▶ [TASK TO CARRY OUT]: Check each line of the material below, and copy it if it holds the string "ylabel".

▶ [GIVEN RECORDS]:
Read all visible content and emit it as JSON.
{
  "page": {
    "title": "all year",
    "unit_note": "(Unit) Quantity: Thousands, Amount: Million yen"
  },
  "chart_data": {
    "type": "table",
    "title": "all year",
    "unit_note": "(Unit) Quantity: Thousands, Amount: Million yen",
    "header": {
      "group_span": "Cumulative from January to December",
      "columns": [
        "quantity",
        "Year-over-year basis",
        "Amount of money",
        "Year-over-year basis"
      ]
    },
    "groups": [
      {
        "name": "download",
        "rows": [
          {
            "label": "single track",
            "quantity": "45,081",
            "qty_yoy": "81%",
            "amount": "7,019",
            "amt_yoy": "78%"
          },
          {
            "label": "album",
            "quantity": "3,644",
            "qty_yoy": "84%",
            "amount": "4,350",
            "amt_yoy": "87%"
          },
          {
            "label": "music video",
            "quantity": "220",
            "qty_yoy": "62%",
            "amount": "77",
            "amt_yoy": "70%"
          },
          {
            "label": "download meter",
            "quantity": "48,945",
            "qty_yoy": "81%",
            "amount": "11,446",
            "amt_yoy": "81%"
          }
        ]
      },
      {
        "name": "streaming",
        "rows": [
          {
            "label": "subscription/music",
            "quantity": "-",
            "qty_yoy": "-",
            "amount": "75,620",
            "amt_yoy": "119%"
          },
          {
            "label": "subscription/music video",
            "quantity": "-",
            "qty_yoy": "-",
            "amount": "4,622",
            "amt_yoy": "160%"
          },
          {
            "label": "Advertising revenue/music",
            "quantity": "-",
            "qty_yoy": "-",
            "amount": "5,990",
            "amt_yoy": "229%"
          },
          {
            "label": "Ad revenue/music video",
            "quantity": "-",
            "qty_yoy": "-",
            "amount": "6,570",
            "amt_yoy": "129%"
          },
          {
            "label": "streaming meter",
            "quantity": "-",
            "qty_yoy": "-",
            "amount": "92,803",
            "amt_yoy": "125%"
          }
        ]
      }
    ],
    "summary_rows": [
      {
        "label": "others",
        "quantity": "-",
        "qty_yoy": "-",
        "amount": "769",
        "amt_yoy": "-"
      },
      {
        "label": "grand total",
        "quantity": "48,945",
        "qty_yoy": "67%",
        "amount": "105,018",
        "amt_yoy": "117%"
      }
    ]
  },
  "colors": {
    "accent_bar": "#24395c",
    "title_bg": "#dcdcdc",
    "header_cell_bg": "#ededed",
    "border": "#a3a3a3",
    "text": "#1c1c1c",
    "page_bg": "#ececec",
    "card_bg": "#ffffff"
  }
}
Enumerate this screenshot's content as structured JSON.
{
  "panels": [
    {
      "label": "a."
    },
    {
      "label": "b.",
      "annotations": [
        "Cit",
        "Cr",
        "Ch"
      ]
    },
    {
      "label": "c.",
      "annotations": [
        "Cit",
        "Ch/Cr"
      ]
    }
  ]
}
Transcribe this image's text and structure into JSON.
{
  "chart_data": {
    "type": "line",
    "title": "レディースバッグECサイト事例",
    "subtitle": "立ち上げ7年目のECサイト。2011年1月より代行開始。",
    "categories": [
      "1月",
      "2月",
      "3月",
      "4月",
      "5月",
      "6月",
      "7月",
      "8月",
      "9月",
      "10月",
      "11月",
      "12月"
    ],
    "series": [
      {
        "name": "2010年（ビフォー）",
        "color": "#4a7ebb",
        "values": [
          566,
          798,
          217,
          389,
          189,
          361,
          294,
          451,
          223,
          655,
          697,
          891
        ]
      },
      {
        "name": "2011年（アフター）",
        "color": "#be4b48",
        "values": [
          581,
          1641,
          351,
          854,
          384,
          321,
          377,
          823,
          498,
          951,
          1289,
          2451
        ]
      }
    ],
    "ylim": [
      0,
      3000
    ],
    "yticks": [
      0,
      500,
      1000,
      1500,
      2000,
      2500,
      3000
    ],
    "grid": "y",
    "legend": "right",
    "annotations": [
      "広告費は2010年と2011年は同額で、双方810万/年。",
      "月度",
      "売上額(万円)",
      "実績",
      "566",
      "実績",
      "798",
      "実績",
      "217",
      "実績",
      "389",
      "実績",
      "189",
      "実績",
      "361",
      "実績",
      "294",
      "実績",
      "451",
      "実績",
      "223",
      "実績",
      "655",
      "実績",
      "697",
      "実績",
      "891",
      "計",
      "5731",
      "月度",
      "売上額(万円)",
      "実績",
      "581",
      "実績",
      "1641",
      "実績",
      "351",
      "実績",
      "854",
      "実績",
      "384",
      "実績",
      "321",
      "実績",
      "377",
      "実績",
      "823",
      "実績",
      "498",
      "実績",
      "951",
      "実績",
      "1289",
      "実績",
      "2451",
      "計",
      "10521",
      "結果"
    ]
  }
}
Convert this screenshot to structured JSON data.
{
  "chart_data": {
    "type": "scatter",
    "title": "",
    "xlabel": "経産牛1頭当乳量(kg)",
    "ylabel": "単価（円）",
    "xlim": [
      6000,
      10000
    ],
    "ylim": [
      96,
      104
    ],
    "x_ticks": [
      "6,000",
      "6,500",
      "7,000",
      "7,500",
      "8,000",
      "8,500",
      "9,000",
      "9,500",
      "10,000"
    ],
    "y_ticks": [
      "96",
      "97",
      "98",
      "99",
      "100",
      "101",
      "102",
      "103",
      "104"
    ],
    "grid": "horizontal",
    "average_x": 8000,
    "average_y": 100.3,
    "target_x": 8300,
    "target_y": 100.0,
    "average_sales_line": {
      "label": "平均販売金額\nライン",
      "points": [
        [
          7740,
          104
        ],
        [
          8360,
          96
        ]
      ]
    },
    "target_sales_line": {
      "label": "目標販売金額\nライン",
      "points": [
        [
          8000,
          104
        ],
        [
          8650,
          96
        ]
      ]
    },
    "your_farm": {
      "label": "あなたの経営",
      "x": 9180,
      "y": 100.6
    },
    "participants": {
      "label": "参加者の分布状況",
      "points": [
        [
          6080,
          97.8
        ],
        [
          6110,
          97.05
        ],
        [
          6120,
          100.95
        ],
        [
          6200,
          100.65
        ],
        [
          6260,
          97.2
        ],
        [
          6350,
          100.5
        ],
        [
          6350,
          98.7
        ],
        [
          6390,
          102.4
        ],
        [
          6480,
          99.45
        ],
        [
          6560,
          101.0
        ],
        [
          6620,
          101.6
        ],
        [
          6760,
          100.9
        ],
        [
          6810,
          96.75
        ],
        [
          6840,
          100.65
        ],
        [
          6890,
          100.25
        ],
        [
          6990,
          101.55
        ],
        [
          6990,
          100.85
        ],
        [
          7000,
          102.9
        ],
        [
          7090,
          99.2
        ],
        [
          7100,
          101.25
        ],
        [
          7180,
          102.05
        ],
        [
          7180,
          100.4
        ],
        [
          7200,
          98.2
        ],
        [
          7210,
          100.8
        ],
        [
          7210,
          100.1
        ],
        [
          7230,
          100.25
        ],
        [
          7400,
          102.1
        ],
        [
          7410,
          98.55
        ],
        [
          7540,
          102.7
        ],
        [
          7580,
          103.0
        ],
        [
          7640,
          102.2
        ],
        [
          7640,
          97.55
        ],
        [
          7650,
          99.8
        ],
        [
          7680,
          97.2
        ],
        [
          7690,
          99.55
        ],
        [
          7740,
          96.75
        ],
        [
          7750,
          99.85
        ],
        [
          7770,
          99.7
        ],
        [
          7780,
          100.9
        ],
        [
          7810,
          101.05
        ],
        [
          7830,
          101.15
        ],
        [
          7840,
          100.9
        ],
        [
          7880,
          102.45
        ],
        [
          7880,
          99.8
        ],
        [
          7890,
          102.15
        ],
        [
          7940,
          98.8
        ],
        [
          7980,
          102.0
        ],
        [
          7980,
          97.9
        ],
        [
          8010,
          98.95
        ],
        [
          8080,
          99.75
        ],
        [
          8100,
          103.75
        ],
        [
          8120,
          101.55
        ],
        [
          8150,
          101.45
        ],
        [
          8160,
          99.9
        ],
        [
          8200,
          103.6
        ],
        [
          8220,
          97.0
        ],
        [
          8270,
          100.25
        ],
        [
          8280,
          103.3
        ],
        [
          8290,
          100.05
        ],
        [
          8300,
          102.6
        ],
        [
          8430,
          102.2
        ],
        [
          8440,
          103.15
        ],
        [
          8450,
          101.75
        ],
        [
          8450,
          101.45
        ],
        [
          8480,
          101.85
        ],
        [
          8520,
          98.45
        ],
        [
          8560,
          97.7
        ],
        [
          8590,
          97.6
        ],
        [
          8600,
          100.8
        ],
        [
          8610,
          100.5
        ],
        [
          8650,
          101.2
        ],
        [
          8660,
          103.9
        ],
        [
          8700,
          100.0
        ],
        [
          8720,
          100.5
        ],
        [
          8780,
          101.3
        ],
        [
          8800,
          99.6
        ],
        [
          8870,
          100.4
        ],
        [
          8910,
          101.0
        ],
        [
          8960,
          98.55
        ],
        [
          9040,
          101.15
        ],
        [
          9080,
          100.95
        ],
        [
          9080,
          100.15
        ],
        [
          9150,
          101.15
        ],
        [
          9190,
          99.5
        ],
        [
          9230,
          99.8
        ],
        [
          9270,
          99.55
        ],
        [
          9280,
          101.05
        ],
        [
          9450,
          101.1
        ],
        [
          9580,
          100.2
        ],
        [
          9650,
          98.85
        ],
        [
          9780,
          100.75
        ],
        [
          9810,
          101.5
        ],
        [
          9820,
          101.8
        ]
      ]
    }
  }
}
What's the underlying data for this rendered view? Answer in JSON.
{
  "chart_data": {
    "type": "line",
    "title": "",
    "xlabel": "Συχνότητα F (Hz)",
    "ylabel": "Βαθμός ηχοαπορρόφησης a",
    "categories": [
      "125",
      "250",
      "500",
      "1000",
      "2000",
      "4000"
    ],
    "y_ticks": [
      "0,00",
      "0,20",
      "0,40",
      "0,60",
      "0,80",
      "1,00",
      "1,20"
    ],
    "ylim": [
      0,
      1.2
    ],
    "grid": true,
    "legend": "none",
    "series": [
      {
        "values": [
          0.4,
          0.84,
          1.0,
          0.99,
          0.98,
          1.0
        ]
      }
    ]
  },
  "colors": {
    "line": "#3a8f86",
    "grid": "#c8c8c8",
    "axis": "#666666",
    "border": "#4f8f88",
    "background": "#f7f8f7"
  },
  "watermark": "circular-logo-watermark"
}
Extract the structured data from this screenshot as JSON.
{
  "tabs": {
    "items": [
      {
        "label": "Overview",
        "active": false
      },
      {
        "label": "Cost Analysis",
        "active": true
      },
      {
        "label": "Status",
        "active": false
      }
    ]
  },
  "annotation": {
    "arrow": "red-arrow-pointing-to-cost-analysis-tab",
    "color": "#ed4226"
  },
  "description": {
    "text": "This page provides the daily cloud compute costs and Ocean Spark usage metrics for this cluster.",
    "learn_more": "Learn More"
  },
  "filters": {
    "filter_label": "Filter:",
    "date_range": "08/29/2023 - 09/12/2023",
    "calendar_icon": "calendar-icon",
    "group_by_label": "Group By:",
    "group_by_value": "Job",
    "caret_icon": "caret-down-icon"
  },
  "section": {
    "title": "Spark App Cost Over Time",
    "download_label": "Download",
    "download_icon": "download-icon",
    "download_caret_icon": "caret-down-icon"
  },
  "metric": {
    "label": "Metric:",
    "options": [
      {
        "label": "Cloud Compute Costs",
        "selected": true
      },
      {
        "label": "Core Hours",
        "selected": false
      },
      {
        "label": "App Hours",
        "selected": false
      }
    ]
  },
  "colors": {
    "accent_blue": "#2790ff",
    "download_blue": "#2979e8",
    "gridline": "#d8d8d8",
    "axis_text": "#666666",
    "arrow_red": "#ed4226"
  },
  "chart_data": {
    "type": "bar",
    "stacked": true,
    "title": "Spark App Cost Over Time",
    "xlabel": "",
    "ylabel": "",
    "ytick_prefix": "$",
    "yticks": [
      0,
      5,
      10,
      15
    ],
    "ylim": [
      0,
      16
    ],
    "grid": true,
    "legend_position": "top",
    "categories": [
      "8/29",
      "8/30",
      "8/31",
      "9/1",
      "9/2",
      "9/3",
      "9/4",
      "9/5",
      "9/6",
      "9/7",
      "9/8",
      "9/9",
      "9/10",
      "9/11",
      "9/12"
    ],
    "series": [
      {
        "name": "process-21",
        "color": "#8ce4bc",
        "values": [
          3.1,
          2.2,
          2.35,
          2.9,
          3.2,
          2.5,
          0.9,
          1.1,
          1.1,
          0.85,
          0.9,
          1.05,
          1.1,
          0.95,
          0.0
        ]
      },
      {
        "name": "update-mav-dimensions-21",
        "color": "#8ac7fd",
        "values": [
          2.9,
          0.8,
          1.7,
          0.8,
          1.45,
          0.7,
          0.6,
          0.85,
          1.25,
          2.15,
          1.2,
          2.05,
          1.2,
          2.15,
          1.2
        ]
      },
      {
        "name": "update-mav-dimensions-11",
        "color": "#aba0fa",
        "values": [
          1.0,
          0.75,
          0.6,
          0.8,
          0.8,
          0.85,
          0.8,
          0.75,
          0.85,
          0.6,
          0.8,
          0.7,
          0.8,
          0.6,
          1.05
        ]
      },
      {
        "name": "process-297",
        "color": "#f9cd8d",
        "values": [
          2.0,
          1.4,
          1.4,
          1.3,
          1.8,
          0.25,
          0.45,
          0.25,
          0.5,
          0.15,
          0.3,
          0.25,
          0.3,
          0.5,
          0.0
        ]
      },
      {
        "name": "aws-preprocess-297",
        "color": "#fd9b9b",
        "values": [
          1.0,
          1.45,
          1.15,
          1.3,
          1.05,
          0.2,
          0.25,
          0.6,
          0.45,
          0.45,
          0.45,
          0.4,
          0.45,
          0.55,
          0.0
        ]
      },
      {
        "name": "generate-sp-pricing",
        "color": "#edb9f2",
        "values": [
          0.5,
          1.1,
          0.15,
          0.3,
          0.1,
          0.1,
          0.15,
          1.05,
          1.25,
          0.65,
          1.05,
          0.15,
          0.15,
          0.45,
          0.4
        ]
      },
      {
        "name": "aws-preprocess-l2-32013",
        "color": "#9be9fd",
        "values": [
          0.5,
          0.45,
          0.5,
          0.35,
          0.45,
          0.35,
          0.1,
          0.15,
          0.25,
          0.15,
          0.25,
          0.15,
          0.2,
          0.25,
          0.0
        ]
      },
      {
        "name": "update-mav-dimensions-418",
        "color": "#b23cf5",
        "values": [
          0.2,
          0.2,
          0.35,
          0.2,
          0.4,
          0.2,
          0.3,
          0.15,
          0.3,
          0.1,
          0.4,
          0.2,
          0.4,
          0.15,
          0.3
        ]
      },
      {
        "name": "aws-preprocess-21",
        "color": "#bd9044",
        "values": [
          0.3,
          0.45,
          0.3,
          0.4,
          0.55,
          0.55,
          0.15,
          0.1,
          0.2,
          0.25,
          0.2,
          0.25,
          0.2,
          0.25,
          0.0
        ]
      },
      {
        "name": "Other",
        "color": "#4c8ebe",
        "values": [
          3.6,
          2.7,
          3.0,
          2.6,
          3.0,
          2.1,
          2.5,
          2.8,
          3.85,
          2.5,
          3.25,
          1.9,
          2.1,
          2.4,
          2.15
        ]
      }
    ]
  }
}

▶ [ANSWER TO THE TASK]:
    "ylabel": "単価（円）",
    "ylabel": "Βαθμός ηχοαπορρόφησης a",
    "ylabel": "",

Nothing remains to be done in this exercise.